▶ PAGE TEXT:
▽

Spectrum — Best for Heavy Data Uploaders

We talk about download speeds more often than upload speeds, but Spectrum is where you can go wild with their unlimited data. Upload speeds of at least 10 Mbps are considered pretty fast, and Spectrum’s highest priced plan, the Spectrum GIG Internet, has speeds of 35 Mbps. If you or someone in your household uploads and hosts large files, Spectrum won’t limit your data use and can speed up the time it takes to upload one file when you upgrade your internet.

HughesNet — Best for Large Households in Rural Neighborhoods

As another leading satellite internet provider, HughesNet’s internet speeds reach up to 25 Mbps across most plans. The only downside is that there aren’t any plans that don’t have data caps. That said, their plans are slightly cheaper than Viasat by a very thin margin. Their lowest priced plan has speeds up to 25 Mbps and costs $59.99 per month. Ideally, HughesNet suits large households in rural neighborhoods where other broadband types like DSL and cable don’t cover.

△

▶ LISTED ENTRIES:

▽

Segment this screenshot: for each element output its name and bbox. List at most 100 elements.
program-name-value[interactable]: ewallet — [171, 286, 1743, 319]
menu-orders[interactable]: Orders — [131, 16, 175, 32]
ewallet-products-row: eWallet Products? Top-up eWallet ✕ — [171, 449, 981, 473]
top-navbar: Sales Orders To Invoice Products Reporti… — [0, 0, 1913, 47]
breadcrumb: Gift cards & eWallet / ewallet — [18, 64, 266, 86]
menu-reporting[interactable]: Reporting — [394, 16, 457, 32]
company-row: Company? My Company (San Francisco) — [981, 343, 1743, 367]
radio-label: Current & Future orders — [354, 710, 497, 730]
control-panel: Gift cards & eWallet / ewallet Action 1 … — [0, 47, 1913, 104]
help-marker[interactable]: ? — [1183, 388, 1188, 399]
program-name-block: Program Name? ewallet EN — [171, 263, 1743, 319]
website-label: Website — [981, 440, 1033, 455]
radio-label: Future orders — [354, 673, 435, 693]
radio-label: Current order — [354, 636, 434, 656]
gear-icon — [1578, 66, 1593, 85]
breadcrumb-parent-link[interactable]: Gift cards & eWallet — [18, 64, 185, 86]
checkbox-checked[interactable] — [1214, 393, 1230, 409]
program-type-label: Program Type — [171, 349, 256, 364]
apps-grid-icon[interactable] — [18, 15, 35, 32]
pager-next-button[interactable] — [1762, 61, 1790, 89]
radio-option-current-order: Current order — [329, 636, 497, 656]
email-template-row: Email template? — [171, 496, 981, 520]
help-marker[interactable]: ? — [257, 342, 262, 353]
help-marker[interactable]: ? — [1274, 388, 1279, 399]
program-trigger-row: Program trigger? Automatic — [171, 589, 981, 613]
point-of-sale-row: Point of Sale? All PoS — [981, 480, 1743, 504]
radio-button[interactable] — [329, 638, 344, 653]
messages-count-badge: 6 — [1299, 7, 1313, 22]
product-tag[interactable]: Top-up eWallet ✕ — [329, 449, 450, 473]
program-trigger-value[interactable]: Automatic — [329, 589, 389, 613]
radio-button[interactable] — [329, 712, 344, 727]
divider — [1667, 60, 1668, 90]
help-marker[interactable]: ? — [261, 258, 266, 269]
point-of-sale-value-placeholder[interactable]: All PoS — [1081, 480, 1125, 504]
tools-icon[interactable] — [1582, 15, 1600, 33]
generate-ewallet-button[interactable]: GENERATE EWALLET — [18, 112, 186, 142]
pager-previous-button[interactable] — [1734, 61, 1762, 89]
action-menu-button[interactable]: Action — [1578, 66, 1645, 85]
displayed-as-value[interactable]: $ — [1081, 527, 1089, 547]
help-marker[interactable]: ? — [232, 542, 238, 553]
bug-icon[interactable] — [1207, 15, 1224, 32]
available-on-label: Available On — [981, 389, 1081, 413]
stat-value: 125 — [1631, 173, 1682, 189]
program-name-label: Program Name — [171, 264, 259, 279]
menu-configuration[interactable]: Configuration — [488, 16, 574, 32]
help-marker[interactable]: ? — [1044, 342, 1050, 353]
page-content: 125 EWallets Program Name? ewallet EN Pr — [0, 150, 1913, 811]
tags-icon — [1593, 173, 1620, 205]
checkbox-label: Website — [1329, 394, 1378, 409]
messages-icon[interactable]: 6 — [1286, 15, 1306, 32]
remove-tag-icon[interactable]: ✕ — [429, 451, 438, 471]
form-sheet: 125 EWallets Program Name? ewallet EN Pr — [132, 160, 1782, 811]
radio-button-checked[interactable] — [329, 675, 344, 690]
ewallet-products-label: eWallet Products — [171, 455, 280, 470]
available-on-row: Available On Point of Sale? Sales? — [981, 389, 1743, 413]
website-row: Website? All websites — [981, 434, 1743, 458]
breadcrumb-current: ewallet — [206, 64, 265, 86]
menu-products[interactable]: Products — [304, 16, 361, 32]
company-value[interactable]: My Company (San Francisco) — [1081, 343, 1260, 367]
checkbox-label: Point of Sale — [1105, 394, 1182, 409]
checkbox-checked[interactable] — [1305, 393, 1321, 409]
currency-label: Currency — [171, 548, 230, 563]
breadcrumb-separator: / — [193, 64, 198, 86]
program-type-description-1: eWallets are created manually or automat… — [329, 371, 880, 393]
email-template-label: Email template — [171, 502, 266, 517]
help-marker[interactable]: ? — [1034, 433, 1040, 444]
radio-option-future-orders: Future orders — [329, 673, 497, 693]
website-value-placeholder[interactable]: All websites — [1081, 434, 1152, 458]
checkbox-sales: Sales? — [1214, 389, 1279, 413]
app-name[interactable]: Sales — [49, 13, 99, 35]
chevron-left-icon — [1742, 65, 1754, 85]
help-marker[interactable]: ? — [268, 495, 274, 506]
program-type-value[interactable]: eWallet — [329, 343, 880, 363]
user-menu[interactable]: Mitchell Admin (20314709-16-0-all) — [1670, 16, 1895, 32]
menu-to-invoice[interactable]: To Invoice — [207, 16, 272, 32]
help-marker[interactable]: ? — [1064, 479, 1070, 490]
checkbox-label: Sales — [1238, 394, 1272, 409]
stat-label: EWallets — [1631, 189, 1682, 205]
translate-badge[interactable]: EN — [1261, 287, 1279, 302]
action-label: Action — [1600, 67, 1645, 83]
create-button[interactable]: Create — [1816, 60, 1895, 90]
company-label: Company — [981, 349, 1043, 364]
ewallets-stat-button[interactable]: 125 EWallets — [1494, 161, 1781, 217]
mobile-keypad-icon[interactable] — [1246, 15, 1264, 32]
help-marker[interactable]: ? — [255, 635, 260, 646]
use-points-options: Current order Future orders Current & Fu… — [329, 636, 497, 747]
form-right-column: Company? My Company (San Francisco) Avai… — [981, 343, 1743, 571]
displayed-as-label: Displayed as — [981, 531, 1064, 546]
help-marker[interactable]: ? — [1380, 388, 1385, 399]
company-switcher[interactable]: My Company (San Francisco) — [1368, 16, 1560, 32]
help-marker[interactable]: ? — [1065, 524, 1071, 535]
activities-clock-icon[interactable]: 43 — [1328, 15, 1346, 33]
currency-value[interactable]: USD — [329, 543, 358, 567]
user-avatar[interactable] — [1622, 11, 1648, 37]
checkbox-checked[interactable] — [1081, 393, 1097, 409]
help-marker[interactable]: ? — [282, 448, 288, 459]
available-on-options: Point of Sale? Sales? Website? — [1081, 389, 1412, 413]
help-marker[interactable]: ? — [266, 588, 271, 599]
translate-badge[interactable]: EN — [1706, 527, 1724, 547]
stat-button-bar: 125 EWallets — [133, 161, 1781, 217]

△

▶ EXERCISE INSTRUCTIONS:
a) In the internet provider text, rewrite the paragraph beginning "As another leading satellite internet provider" as a bulleted list that keeps its main facts.
b) Reproduce the part of the internet provider text starting at "Spectrum — Best" and ending at "upgrade your internet.".
This material was drawn from a separate source.

▶ SOLUTIONS TO THE PROBLEMS:
a)
- HughesNet is another leading satellite internet provider, with speeds up to 25 Mbps on most plans.
- None of its plans are free of data caps.
- Its plans cost slightly less than Viasat's, by a very thin margin.
- Its lowest-priced plan offers speeds up to 25 Mbps for $59.99 per month.
- It best suits large households in rural neighborhoods that DSL and cable don't cover.

b)
Spectrum — Best for Heavy Data Uploaders

We talk about download speeds more often than upload speeds, but Spectrum is where you can go wild with their unlimited data. Upload speeds of at least 10 Mbps are considered pretty fast, and Spectrum’s highest priced plan, the Spectrum GIG Internet, has speeds of 35 Mbps. If you or someone in your household uploads and hosts large files, Spectrum won’t limit your data use and can speed up the time it takes to upload one file when you upgrade your internet.